Chart and figure data:
◇ ◇ ◇ ◇ ◇ ◇ ◇

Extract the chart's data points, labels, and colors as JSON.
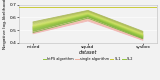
{
  "x_labels": [
    "mixed",
    "squad",
    "sysbox"
  ],
  "x_positions": [
    0,
    1,
    2
  ],
  "ylim": [
    0.4,
    0.7
  ],
  "yticks": [
    0.4,
    0.5,
    0.6,
    0.7
  ],
  "ylabel": "Negative log-likelihood",
  "xlabel": "dataset",
  "background": "#f2f2f2",
  "hline_y": 0.685,
  "hline_color": "#c8c830",
  "green_lines": [
    {
      "y": [
        0.48,
        0.595,
        0.43
      ]
    },
    {
      "y": [
        0.49,
        0.605,
        0.435
      ]
    },
    {
      "y": [
        0.495,
        0.608,
        0.438
      ]
    },
    {
      "y": [
        0.5,
        0.612,
        0.442
      ]
    },
    {
      "y": [
        0.505,
        0.615,
        0.445
      ]
    },
    {
      "y": [
        0.508,
        0.618,
        0.448
      ]
    },
    {
      "y": [
        0.512,
        0.62,
        0.45
      ]
    },
    {
      "y": [
        0.515,
        0.622,
        0.452
      ]
    },
    {
      "y": [
        0.518,
        0.625,
        0.455
      ]
    },
    {
      "y": [
        0.522,
        0.628,
        0.458
      ]
    },
    {
      "y": [
        0.525,
        0.63,
        0.46
      ]
    },
    {
      "y": [
        0.528,
        0.632,
        0.462
      ]
    },
    {
      "y": [
        0.532,
        0.635,
        0.465
      ]
    },
    {
      "y": [
        0.535,
        0.638,
        0.468
      ]
    },
    {
      "y": [
        0.54,
        0.64,
        0.472
      ]
    },
    {
      "y": [
        0.545,
        0.643,
        0.475
      ]
    },
    {
      "y": [
        0.55,
        0.647,
        0.478
      ]
    },
    {
      "y": [
        0.555,
        0.65,
        0.482
      ]
    },
    {
      "y": [
        0.56,
        0.653,
        0.485
      ]
    },
    {
      "y": [
        0.565,
        0.657,
        0.49
      ]
    }
  ],
  "green_colors": [
    "#6aa832",
    "#72b030",
    "#7ab834",
    "#80bc36",
    "#88c03a",
    "#90c43e",
    "#98c842",
    "#a0cc46",
    "#a8d04a",
    "#b0d44e",
    "#b8d852",
    "#c0dc56",
    "#c8e05a",
    "#cce05e",
    "#c8d85a",
    "#c0d056",
    "#b8c852",
    "#b0c04e",
    "#a8b84a",
    "#a0b046"
  ],
  "pink_lines": [
    {
      "y": [
        0.47,
        0.572,
        0.418
      ]
    },
    {
      "y": [
        0.475,
        0.578,
        0.422
      ]
    },
    {
      "y": [
        0.48,
        0.582,
        0.426
      ]
    },
    {
      "y": [
        0.485,
        0.586,
        0.43
      ]
    },
    {
      "y": [
        0.49,
        0.59,
        0.434
      ]
    },
    {
      "y": [
        0.495,
        0.593,
        0.438
      ]
    },
    {
      "y": [
        0.5,
        0.596,
        0.442
      ]
    },
    {
      "y": [
        0.505,
        0.6,
        0.446
      ]
    },
    {
      "y": [
        0.51,
        0.604,
        0.45
      ]
    },
    {
      "y": [
        0.515,
        0.608,
        0.454
      ]
    },
    {
      "y": [
        0.52,
        0.612,
        0.458
      ]
    },
    {
      "y": [
        0.525,
        0.615,
        0.462
      ]
    }
  ],
  "pink_colors": [
    "#f0a0a0",
    "#f0a8a0",
    "#f0b0a0",
    "#f0b8a0",
    "#f0c0a0",
    "#f0c8a0",
    "#f0d0a0",
    "#e8c898",
    "#e0c090",
    "#d8b888",
    "#d0b080",
    "#c8a878"
  ],
  "legend_items": [
    {
      "label": "htPS algorithm",
      "color": "#90c43e",
      "ls": "-"
    },
    {
      "label": "single algorithm",
      "color": "#f0b0a0",
      "ls": "-"
    },
    {
      "label": "SL1",
      "color": "#c8c830",
      "ls": "-"
    },
    {
      "label": "SL2",
      "color": "#90c43e",
      "ls": "-"
    }
  ]
}
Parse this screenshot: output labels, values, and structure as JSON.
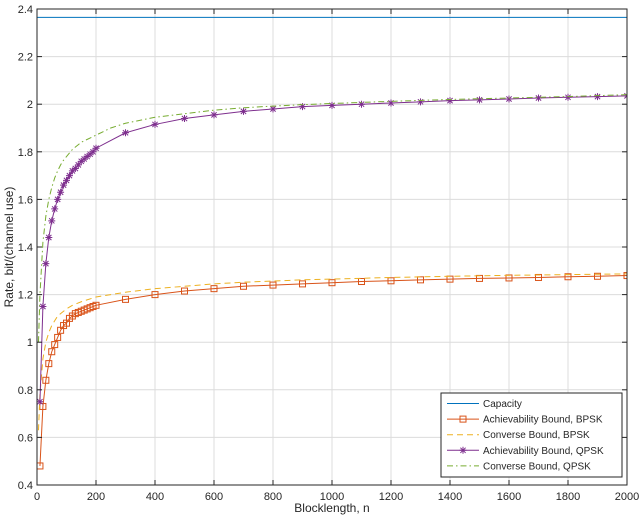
{
  "chart_data": {
    "type": "line",
    "title": "",
    "xlabel": "Blocklength, n",
    "ylabel": "Rate, bit/(channel use)",
    "xlim": [
      0,
      2000
    ],
    "ylim": [
      0.4,
      2.4
    ],
    "xticks": [
      0,
      200,
      400,
      600,
      800,
      1000,
      1200,
      1400,
      1600,
      1800,
      2000
    ],
    "yticks": [
      0.4,
      0.6,
      0.8,
      1,
      1.2,
      1.4,
      1.6,
      1.8,
      2,
      2.2,
      2.4
    ],
    "xtick_labels": [
      "0",
      "200",
      "400",
      "600",
      "800",
      "1000",
      "1200",
      "1400",
      "1600",
      "1800",
      "2000"
    ],
    "ytick_labels": [
      "0.4",
      "0.6",
      "0.8",
      "1",
      "1.2",
      "1.4",
      "1.6",
      "1.8",
      "2",
      "2.2",
      "2.4"
    ],
    "grid": true,
    "legend_position": "bottom-right",
    "series": [
      {
        "name": "Capacity",
        "color": "#0072BD",
        "line_style": "solid",
        "marker": "none",
        "x": [
          0,
          2000
        ],
        "y": [
          2.365,
          2.365
        ]
      },
      {
        "name": "Achievability Bound, BPSK",
        "color": "#D95319",
        "line_style": "solid",
        "marker": "square",
        "x": [
          10,
          20,
          30,
          40,
          50,
          60,
          70,
          80,
          90,
          100,
          110,
          120,
          130,
          140,
          150,
          160,
          170,
          180,
          190,
          200,
          300,
          400,
          500,
          600,
          700,
          800,
          900,
          1000,
          1100,
          1200,
          1300,
          1400,
          1500,
          1600,
          1700,
          1800,
          1900,
          2000
        ],
        "y": [
          0.48,
          0.73,
          0.84,
          0.91,
          0.96,
          0.99,
          1.02,
          1.05,
          1.07,
          1.08,
          1.1,
          1.11,
          1.12,
          1.125,
          1.13,
          1.135,
          1.14,
          1.145,
          1.15,
          1.155,
          1.18,
          1.2,
          1.215,
          1.225,
          1.235,
          1.24,
          1.245,
          1.25,
          1.255,
          1.258,
          1.262,
          1.265,
          1.268,
          1.27,
          1.272,
          1.275,
          1.277,
          1.28
        ]
      },
      {
        "name": "Converse Bound, BPSK",
        "color": "#EDB120",
        "line_style": "dashed",
        "marker": "none",
        "x": [
          5,
          10,
          20,
          30,
          40,
          50,
          60,
          70,
          80,
          90,
          100,
          120,
          150,
          200,
          250,
          300,
          400,
          500,
          600,
          700,
          800,
          900,
          1000,
          1200,
          1400,
          1600,
          1800,
          2000
        ],
        "y": [
          0.63,
          0.78,
          0.93,
          1.0,
          1.04,
          1.07,
          1.09,
          1.11,
          1.12,
          1.13,
          1.14,
          1.155,
          1.17,
          1.19,
          1.2,
          1.21,
          1.225,
          1.235,
          1.245,
          1.252,
          1.257,
          1.262,
          1.265,
          1.272,
          1.277,
          1.281,
          1.284,
          1.287
        ]
      },
      {
        "name": "Achievability Bound, QPSK",
        "color": "#7E2F8E",
        "line_style": "solid",
        "marker": "asterisk",
        "x": [
          10,
          20,
          30,
          40,
          50,
          60,
          70,
          80,
          90,
          100,
          110,
          120,
          130,
          140,
          150,
          160,
          170,
          180,
          190,
          200,
          300,
          400,
          500,
          600,
          700,
          800,
          900,
          1000,
          1100,
          1200,
          1300,
          1400,
          1500,
          1600,
          1700,
          1800,
          1900,
          2000
        ],
        "y": [
          0.75,
          1.15,
          1.33,
          1.44,
          1.51,
          1.56,
          1.6,
          1.63,
          1.66,
          1.68,
          1.7,
          1.72,
          1.73,
          1.745,
          1.76,
          1.77,
          1.78,
          1.79,
          1.8,
          1.815,
          1.88,
          1.915,
          1.94,
          1.955,
          1.97,
          1.98,
          1.99,
          1.995,
          2.0,
          2.005,
          2.01,
          2.015,
          2.018,
          2.022,
          2.026,
          2.029,
          2.032,
          2.035
        ]
      },
      {
        "name": "Converse Bound, QPSK",
        "color": "#77AC30",
        "line_style": "dashdot",
        "marker": "none",
        "x": [
          5,
          10,
          20,
          30,
          40,
          50,
          60,
          70,
          80,
          90,
          100,
          120,
          150,
          200,
          250,
          300,
          400,
          500,
          600,
          700,
          800,
          900,
          1000,
          1200,
          1400,
          1600,
          1800,
          2000
        ],
        "y": [
          1.0,
          1.2,
          1.42,
          1.53,
          1.6,
          1.65,
          1.69,
          1.72,
          1.745,
          1.765,
          1.78,
          1.81,
          1.84,
          1.87,
          1.9,
          1.92,
          1.945,
          1.96,
          1.975,
          1.985,
          1.992,
          1.998,
          2.003,
          2.012,
          2.02,
          2.026,
          2.032,
          2.04
        ]
      }
    ]
  }
}
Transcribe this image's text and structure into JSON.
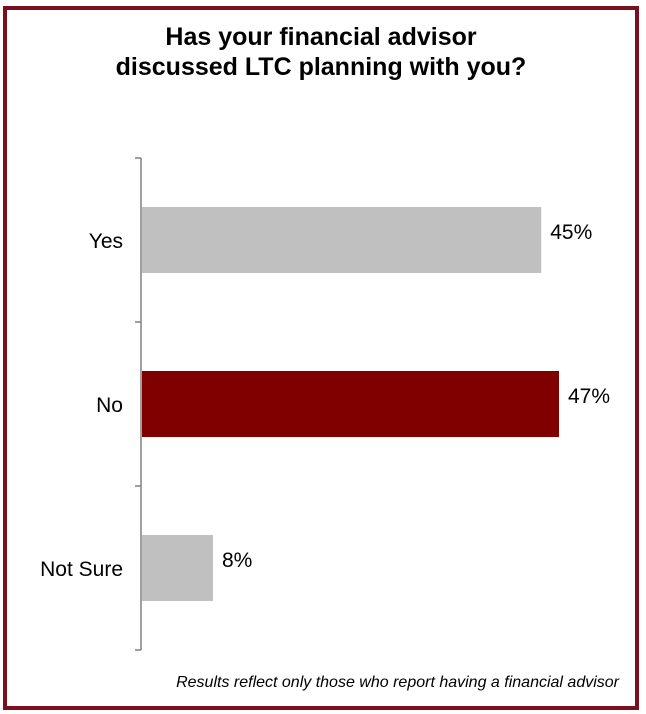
{
  "chart_data": {
    "type": "bar",
    "orientation": "horizontal",
    "title_lines": [
      "Has your financial advisor",
      "discussed LTC planning with you?"
    ],
    "categories": [
      "Yes",
      "No",
      "Not Sure"
    ],
    "values": [
      45,
      47,
      8
    ],
    "value_labels": [
      "45%",
      "47%",
      "8%"
    ],
    "colors": [
      "#c0c0c0",
      "#800000",
      "#c0c0c0"
    ],
    "xlim": [
      0,
      50
    ],
    "grid": false,
    "legend": "none"
  },
  "footnote": "Results reflect only those who report having a financial advisor",
  "colors": {
    "frame": "#7b0f1f",
    "axis": "#808080",
    "text": "#000000"
  }
}
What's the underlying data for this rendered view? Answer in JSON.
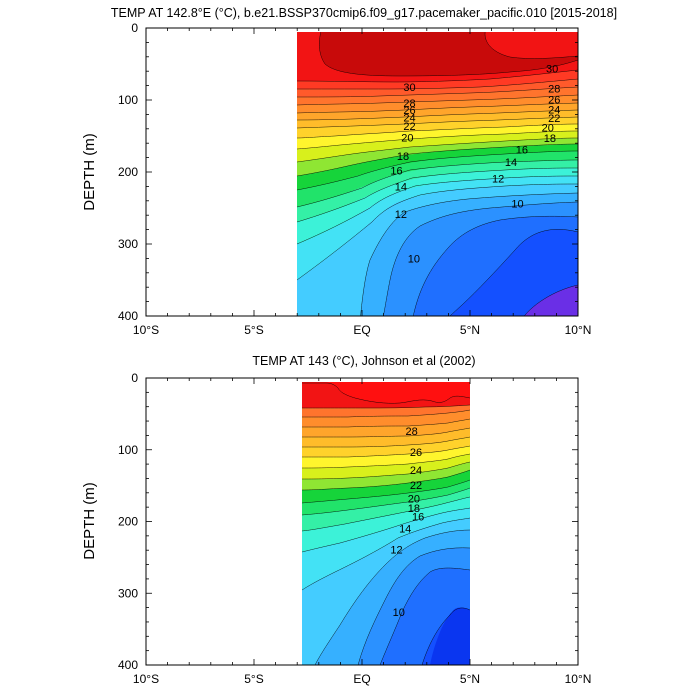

◇ ◇ ◇ ◇ ◇ ◇ ◇

**EXERCISE**:
State, as a number only, how many lines in the entries include "structure".

**WRITTEN RESPONSE**:
2